Pundits On Search

Posted by tim on February 28, 2006 | Link It

I am here at SES with Marshall and I am pinch hitting for Marshall for this session.  Maybe it is just that I am a Scoble and Cutts groupie…

Panel Moderator:  Danny Sullivan - Editor, SearchEngineWatch.com

Robert Scoble – Technical Evangelist, Scobleizer

David Vise – Author, The Google Story

Zia Daniell Wigder, VP and Research Director, JupiterResearch

Jeremy Zawodny, Technical Yahoo!

Matt Cutts – Google Software Engineer

Note - Questions were taken from the audience for the panelists.

Q. What will be the impact on search when MS releases Vista with search integrated?

Robert – it is already added in – it will make search better.

David – Many people confuse me with Bill Gates.

I will answer as Bill Gates – “We are going to do everything in our power to destroy Google.  That means everything – consistent with our ongoing battle with DOJ, European Union.  We truly are out to destroy Google.  Immediately following this session, we will be destroying Matt Cutts in the lobby.  We are selling tickets.”

== Dataset ==
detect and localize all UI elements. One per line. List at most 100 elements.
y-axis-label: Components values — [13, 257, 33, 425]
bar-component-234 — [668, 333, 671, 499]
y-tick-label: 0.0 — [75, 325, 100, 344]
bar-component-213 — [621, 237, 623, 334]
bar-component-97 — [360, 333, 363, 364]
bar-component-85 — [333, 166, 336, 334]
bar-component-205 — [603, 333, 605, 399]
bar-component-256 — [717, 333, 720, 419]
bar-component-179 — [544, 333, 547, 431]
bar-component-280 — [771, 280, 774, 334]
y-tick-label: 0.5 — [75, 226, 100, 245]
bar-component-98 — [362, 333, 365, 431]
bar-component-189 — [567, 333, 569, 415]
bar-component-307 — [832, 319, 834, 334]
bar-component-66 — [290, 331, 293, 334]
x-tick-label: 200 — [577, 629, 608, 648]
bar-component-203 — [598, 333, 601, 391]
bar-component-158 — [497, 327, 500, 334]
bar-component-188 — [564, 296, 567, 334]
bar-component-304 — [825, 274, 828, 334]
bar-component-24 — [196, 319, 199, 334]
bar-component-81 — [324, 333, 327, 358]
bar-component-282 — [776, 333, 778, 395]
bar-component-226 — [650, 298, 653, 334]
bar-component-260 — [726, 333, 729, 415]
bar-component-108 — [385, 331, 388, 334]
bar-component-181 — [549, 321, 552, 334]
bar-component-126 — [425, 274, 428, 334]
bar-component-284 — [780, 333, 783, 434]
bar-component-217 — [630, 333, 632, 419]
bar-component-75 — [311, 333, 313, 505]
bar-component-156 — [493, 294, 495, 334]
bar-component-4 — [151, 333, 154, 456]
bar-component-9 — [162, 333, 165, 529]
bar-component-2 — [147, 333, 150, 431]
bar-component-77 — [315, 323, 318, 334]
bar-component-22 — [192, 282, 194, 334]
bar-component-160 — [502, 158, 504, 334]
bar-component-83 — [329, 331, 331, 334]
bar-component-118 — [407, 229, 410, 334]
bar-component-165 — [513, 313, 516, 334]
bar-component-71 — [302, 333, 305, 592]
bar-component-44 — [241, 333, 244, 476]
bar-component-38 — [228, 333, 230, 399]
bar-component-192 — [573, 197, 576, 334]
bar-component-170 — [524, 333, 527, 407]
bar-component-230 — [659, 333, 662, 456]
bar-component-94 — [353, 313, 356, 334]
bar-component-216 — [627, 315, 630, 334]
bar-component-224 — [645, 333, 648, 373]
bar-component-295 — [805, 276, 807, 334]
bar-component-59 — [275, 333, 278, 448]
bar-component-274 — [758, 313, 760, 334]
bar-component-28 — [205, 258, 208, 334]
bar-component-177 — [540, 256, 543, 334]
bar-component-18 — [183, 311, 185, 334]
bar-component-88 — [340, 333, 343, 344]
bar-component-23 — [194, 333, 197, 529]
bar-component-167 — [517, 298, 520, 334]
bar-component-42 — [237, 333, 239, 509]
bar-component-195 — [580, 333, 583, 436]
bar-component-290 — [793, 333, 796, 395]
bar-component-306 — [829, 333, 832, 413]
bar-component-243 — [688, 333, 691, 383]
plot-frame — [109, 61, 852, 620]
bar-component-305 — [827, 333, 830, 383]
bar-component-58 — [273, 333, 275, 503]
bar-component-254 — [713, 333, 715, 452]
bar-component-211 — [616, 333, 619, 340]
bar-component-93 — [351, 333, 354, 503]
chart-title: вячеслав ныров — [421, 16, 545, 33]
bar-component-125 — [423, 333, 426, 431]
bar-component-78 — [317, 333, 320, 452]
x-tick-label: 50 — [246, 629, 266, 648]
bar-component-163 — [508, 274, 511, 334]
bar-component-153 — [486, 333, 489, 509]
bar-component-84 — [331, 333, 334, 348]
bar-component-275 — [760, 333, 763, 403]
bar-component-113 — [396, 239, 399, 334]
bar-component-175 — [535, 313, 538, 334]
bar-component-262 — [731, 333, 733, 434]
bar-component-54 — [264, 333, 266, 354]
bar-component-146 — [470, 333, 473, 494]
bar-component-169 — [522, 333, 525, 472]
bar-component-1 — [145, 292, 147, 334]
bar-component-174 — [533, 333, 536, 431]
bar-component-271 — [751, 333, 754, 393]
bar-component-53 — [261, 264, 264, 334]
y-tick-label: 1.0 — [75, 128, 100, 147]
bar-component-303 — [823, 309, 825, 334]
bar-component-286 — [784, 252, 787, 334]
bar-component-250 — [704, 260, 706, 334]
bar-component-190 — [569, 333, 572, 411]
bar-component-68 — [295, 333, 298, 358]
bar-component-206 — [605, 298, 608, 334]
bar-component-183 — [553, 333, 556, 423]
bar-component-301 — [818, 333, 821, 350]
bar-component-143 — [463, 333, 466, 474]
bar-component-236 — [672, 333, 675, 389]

== Required work ==
A) Reproduce the passage from the blog post on the search pundits panel starting at "Panel Moderator:  Danny" and ending at "Zawodny, Technical Yahoo!".
B) Answer these questions from the blog post on the search pundits panel:
(i) Who moderated the panel?
(ii) What book is David Vise listed as the author of?
(iii) Who asked the panelists the questions?
C) Decide whether each statement agrees with the blog post on the search pundits panel. Answer yes or no, and quote the words that settle it.
(i) Matt Cutts is listed as a Google software engineer.
(ii) The post was written by Marshall.
(iii) Robert said Vista's integrated search would make search worse.

== Solutions to the problems ==
A)
Panel Moderator:  Danny Sullivan - Editor, SearchEngineWatch.com

Robert Scoble – Technical Evangelist, Scobleizer

David Vise – Author, The Google Story

Zia Daniell Wigder, VP and Research Director, JupiterResearch

Jeremy Zawodny, Technical Yahoo!

B)
(i) Danny Sullivan, Editor of SearchEngineWatch.com
(ii) The Google Story
(iii) The audience

C)
(i) Yes: "Matt Cutts – Google Software Engineer"
(ii) No: "Posted by tim on February 28, 2006" and "I am pinch hitting for Marshall for this session."
(iii) No: "it will make search better."